[Stored items]
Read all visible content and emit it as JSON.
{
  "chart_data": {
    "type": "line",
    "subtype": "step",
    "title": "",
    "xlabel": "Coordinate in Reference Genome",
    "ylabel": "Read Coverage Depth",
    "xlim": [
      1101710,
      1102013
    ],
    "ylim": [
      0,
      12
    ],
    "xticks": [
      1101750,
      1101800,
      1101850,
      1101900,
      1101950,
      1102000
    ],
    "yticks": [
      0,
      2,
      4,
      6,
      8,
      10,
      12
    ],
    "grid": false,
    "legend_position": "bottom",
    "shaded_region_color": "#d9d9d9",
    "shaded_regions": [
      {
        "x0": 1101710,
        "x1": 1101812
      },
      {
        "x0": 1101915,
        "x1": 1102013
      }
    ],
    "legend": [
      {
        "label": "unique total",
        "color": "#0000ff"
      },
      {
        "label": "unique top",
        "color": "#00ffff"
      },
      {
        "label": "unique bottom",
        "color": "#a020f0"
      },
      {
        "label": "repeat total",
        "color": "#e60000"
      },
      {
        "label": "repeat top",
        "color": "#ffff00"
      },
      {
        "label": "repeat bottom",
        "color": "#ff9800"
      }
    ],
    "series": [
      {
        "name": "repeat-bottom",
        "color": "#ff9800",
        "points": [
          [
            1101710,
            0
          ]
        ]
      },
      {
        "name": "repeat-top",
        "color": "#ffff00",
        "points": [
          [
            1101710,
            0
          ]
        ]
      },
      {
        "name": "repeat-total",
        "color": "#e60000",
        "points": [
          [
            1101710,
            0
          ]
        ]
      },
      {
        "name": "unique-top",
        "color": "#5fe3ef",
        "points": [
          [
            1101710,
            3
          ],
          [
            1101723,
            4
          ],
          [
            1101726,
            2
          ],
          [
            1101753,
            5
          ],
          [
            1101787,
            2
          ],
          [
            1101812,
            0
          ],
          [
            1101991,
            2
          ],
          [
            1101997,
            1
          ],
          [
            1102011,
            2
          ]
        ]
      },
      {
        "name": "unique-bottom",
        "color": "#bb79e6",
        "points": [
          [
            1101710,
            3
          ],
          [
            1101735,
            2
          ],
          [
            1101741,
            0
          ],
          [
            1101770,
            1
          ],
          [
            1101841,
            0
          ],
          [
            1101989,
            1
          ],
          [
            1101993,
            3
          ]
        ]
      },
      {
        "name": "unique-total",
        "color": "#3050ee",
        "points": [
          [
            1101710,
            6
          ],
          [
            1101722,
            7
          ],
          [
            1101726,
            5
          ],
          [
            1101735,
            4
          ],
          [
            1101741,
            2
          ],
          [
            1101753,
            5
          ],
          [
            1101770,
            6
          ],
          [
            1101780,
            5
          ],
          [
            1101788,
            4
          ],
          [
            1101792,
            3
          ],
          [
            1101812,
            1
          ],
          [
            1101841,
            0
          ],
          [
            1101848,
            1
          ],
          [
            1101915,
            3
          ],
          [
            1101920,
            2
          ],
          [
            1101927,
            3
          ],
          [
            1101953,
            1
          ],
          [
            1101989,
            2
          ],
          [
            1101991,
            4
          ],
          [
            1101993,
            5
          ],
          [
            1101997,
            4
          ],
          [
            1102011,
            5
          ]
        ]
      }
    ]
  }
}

• Description of the task:
Repeat all of the records above exactly as written.

• Your solution:
Read all visible content and emit it as JSON.
{
  "chart_data": {
    "type": "line",
    "subtype": "step",
    "title": "",
    "xlabel": "Coordinate in Reference Genome",
    "ylabel": "Read Coverage Depth",
    "xlim": [
      1101710,
      1102013
    ],
    "ylim": [
      0,
      12
    ],
    "xticks": [
      1101750,
      1101800,
      1101850,
      1101900,
      1101950,
      1102000
    ],
    "yticks": [
      0,
      2,
      4,
      6,
      8,
      10,
      12
    ],
    "grid": false,
    "legend_position": "bottom",
    "shaded_region_color": "#d9d9d9",
    "shaded_regions": [
      {
        "x0": 1101710,
        "x1": 1101812
      },
      {
        "x0": 1101915,
        "x1": 1102013
      }
    ],
    "legend": [
      {
        "label": "unique total",
        "color": "#0000ff"
      },
      {
        "label": "unique top",
        "color": "#00ffff"
      },
      {
        "label": "unique bottom",
        "color": "#a020f0"
      },
      {
        "label": "repeat total",
        "color": "#e60000"
      },
      {
        "label": "repeat top",
        "color": "#ffff00"
      },
      {
        "label": "repeat bottom",
        "color": "#ff9800"
      }
    ],
    "series": [
      {
        "name": "repeat-bottom",
        "color": "#ff9800",
        "points": [
          [
            1101710,
            0
          ]
        ]
      },
      {
        "name": "repeat-top",
        "color": "#ffff00",
        "points": [
          [
            1101710,
            0
          ]
        ]
      },
      {
        "name": "repeat-total",
        "color": "#e60000",
        "points": [
          [
            1101710,
            0
          ]
        ]
      },
      {
        "name": "unique-top",
        "color": "#5fe3ef",
        "points": [
          [
            1101710,
            3
          ],
          [
            1101723,
            4
          ],
          [
            1101726,
            2
          ],
          [
            1101753,
            5
          ],
          [
            1101787,
            2
          ],
          [
            1101812,
            0
          ],
          [
            1101991,
            2
          ],
          [
            1101997,
            1
          ],
          [
            1102011,
            2
          ]
        ]
      },
      {
        "name": "unique-bottom",
        "color": "#bb79e6",
        "points": [
          [
            1101710,
            3
          ],
          [
            1101735,
            2
          ],
          [
            1101741,
            0
          ],
          [
            1101770,
            1
          ],
          [
            1101841,
            0
          ],
          [
            1101989,
            1
          ],
          [
            1101993,
            3
          ]
        ]
      },
      {
        "name": "unique-total",
        "color": "#3050ee",
        "points": [
          [
            1101710,
            6
          ],
          [
            1101722,
            7
          ],
          [
            1101726,
            5
          ],
          [
            1101735,
            4
          ],
          [
            1101741,
            2
          ],
          [
            1101753,
            5
          ],
          [
            1101770,
            6
          ],
          [
            1101780,
            5
          ],
          [
            1101788,
            4
          ],
          [
            1101792,
            3
          ],
          [
            1101812,
            1
          ],
          [
            1101841,
            0
          ],
          [
            1101848,
            1
          ],
          [
            1101915,
            3
          ],
          [
            1101920,
            2
          ],
          [
            1101927,
            3
          ],
          [
            1101953,
            1
          ],
          [
            1101989,
            2
          ],
          [
            1101991,
            4
          ],
          [
            1101993,
            5
          ],
          [
            1101997,
            4
          ],
          [
            1102011,
            5
          ]
        ]
      }
    ]
  }
}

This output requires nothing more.